• WHAT IS ASKED:
1. In the Oyelowo profile, what was the name of the character he played on Spooks?
2. Pick up the Oyelowo profile right after its final sentence and continue it in the same voice.

Earlier this week, the Oscar machine’s gears started churning for him when the first audiences, at AFI Fest in Los Angeles, saw his performance as Dr. Martin Luther King Jr. in Ava DuVernay’s Selma. The movie is not out in limited release until December, but the bandying is in full boom. Which should not be a surprise. There is perhaps no more formidable, iconic role in 20th century American history than MLK — it’s like trying to portray Edison’s first light bulb. Oyelowo is tasked with embodying a face that every child knows, a sonorous voice most every American has committed to memory. And while the actor has an increasingly “Oh, him” visibility, this is a role unlike anything that’s come before.
Oyelowo first emerged in his native England on Spooks (known in this country as MI-5), the long-running BBC spy drama. Oyelowo was Danny Hunter, a suave case officer, for three seasons. He’s the first character of significance we see on the show, and an early emblem of the clean-nosed, earnestly committed men that Oyelowo has come to specialize in. He evinces sincerity, forthrightness, a little bit of rebel spirit. Classically trained and with years of theater experience, Oyelowo slowly began to make incursions into Hollywood after Spooks, first as a patrol officer in the doomed Clive Owen–Jennifer Aniston thriller Derailed, then as Joseph in ABC’s Diddy-led adaptation of A Raisin in the Sun. His role in Rise of the Planet of the Apes — as the half-nefarious, half-dunderheaded corporate stooge Steven Jacobs — was the first major role in an American movie with an audience, and he was asked to seem dumber and sillier than James Franco. He half-succeeds. In The Help, he was the baleful Preacher Green, a gumball machine dispensing chewy aphorisms.
Then something bizarre came along. Oyelowo was cast as the fascinatingly strange character of Yardley Acheman in Lee Daniels’s equally strange The Paperboy. In a movie in which Nicole Kidman urinates on a jellyfish-stung Zac Efron, Matthew McConaughey (easing into the McConaissance) is raped and mutilated, and John Cusack receives a psychically transferred orgasm, Oyelowo plays the most unpredictable character: a man initially presented as British and gay — callously in search of a successful journalism career — though eventually revealed to be neither. The Paperboy is a burlesque, and Yardley is ultimately the showstopper, a finger-snap magic trick who blows poor Efron off the screen while transforming before our eyes. Daniels makes Oyelowo an emblem for a kind of proto-code-switching — it’s a risky and dazzling performance — and you can never quite figure what Yardley is driving at until he tells you exactly that. Oyelowo didn’t draw much acclaim for Daniels’s movie, which was mostly considered a fiasco, but someone was paying attention. Since 96 Minutes, he has filmed 14 movies. And none of them star Brittany Snow.

• SUPPLIED DATA:

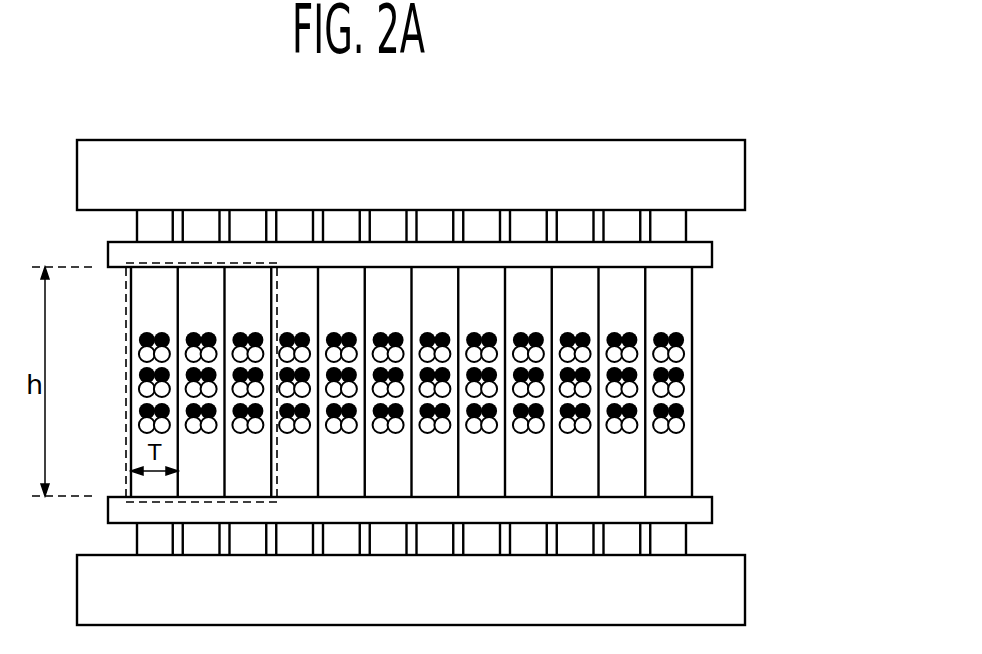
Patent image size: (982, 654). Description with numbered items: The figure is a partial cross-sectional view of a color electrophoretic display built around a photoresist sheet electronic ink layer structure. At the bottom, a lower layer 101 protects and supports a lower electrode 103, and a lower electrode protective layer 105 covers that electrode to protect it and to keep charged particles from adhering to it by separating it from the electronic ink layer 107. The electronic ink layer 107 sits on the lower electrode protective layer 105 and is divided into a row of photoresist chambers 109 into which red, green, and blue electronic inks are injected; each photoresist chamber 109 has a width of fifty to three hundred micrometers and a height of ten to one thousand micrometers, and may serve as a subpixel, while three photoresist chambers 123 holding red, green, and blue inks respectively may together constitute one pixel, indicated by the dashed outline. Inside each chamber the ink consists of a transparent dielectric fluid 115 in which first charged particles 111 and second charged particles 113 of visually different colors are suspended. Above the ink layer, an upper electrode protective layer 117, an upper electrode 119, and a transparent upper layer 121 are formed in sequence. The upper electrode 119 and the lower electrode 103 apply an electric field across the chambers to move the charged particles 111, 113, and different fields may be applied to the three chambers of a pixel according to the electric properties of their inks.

• ANSWERS TO EACH TASK:
1. Danny Hunter

2.
DuVernay’s elegant, lightly seen but well-regarded Middle of Nowhere is Oyelowo’s most humane performance, and you can see what the director saw in her future Dr. King — clarity of voice, searching honesty. Memorably, he was Corporal Ira Clark, the informed Union soldier who will not be denied his word and impresses Daniel Day-Lewis’s titular character in Lincoln. Again, a reminder and a corrective for America’s appalling racial history — he’s also a beacon for Steven Spielberg and an audience made to feel the colloquial warmth of Day-Lewis’s president. Oyelowo works against the mighty DDL, the wily McConaughey, a hale Tom Cruise in Jack Reacher,1 and each time he is both the loser and the person who puts a light inside a white male movie icon. He’s a struck match. Last year, opposite Forest Whitaker, he returned to Daniels in The Butler, as a raging but cowed son with militant influences and a locked heart. Once again, he was the emotional trigger for the lead, if less interesting than Yardley.
Oyelowo is also in the most talked about movie in America this week, in a brief role (once again opposite McConaughey) in Christopher Nolan’s Interstellar. And once again, he says a lot of things that his white counterpart finds ridiculous and enraging — he incites the action in the movie.2 Simultaneous to Selma, Oyelowo will appear, one more time, as a sideline figure who motivates a man at a movie’s center. In J.C. Chandor’s A Most Violent Year — which also premiered at AFI Fest — he is a politically cunning district attorney investigating Oscar Isaac’s rising New York City oilman. His elocution is on grand display, as usual, his words coming down like a stapler, cinching at the end of sentences. He stares Isaac down and challenges his morality, though we always know where our sympathies lay. It’s another thankless role, but you don’t forget him easily.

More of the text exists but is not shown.